Exercise objective
Identify the lines that include the word "highlight", then copy all of them.

Input data
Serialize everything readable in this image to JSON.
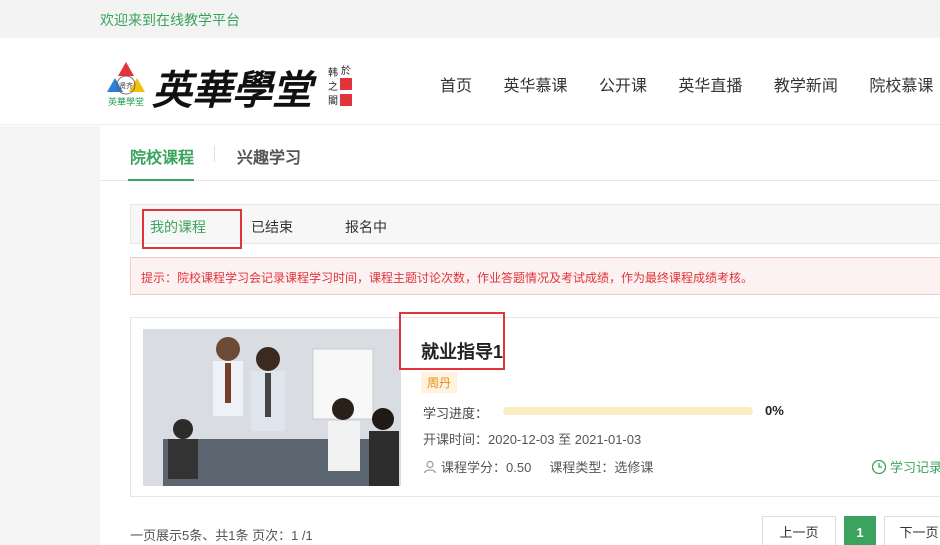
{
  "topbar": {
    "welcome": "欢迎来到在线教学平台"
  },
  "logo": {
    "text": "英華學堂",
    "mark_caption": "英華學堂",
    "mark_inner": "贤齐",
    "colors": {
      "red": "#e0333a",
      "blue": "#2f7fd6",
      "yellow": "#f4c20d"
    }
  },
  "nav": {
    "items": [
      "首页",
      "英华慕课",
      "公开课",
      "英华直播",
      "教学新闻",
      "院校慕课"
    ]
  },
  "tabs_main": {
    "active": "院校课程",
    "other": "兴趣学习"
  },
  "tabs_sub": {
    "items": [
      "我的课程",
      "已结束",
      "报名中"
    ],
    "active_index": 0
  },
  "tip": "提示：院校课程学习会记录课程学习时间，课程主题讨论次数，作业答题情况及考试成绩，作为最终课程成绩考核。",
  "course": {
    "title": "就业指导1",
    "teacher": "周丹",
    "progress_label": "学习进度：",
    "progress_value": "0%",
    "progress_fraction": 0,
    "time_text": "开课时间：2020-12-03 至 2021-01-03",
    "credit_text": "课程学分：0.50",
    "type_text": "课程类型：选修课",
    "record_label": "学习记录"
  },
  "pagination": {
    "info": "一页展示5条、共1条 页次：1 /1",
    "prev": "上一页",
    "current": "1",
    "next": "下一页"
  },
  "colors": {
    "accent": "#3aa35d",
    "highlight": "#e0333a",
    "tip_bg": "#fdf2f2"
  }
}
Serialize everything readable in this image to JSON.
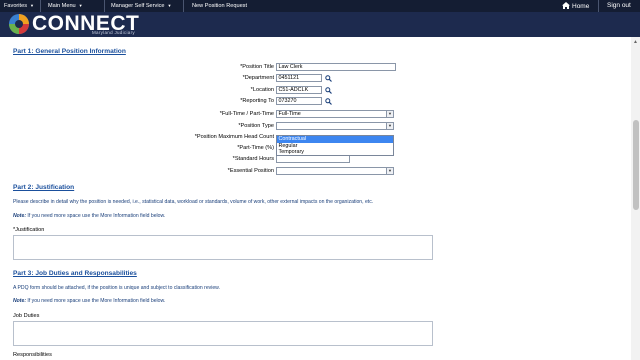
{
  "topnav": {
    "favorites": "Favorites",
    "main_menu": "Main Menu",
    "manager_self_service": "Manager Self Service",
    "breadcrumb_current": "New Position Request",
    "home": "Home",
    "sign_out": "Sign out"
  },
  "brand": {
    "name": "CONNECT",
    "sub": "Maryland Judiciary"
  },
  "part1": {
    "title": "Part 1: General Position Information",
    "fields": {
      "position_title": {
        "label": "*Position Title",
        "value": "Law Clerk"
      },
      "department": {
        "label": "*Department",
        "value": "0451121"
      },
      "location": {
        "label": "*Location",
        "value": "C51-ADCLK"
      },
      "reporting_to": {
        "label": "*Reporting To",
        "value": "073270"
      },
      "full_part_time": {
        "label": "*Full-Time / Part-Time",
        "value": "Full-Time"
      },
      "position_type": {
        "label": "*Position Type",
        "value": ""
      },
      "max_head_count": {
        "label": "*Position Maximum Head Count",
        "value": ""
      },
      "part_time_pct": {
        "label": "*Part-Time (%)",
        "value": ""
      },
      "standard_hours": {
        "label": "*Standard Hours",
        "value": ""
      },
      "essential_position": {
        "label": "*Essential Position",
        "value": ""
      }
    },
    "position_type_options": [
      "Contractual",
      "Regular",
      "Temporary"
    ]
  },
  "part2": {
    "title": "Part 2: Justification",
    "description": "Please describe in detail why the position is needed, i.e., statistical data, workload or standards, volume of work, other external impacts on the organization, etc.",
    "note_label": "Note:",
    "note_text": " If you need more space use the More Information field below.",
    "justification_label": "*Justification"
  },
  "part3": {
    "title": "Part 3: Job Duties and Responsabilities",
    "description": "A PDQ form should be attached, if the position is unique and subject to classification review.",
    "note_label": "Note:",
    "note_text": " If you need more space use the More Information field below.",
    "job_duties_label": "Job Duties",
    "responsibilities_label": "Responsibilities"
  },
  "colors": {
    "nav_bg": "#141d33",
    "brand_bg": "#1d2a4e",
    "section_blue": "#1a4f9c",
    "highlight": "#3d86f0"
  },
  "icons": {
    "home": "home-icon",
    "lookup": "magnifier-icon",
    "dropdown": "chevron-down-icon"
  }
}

--

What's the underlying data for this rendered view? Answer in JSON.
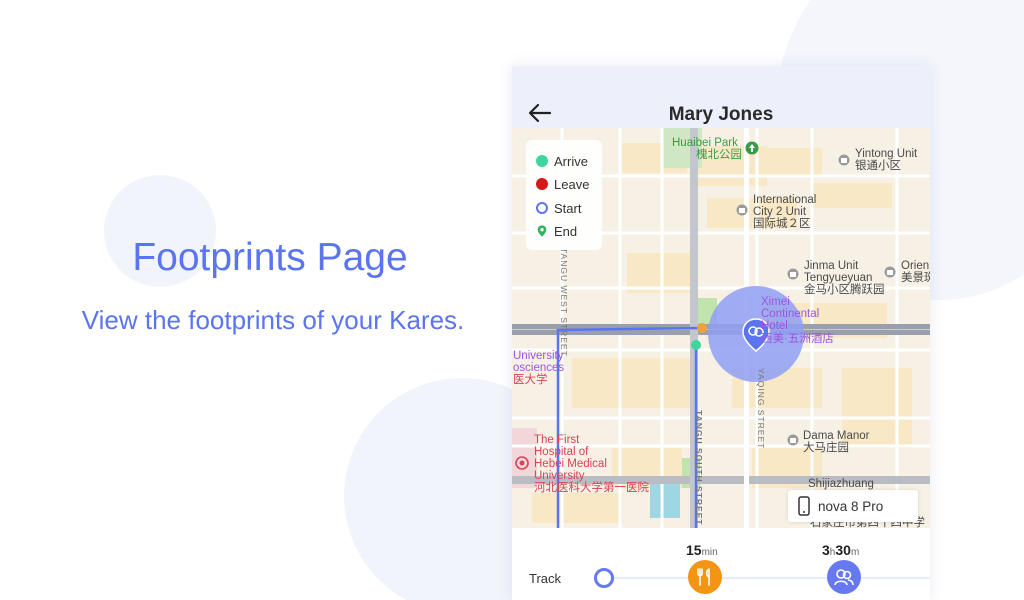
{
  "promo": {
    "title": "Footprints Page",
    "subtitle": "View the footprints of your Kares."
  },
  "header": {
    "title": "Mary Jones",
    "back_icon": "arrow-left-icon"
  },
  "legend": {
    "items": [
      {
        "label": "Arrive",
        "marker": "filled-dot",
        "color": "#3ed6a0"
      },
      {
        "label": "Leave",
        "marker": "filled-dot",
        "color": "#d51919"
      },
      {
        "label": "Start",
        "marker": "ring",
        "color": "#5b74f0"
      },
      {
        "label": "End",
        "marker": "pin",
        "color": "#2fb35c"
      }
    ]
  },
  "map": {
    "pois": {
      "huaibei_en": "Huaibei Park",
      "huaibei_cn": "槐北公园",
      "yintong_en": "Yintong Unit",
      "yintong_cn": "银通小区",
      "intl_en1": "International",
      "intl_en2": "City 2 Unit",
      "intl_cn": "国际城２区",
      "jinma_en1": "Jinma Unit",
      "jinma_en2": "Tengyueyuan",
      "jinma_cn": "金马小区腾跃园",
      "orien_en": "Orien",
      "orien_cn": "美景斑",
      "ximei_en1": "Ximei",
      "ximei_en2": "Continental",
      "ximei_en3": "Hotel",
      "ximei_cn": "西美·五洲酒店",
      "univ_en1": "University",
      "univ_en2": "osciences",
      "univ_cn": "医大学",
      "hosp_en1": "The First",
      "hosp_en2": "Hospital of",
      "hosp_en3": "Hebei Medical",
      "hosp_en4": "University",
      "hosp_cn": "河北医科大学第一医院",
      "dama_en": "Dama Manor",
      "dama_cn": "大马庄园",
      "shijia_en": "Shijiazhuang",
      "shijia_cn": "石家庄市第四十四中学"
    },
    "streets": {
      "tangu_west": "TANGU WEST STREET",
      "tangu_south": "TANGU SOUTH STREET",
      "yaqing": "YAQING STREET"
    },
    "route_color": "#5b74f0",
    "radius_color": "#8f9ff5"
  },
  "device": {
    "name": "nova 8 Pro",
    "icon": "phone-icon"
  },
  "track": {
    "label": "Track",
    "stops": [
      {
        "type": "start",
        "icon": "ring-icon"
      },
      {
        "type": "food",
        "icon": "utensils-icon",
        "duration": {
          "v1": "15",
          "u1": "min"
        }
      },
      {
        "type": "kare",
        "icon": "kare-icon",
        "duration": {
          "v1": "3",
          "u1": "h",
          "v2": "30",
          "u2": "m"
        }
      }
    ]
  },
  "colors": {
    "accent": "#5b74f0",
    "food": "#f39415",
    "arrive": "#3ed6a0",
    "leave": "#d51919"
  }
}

Task result
    "highlight": "#e0333a",
    "highlight": "#3d86f0"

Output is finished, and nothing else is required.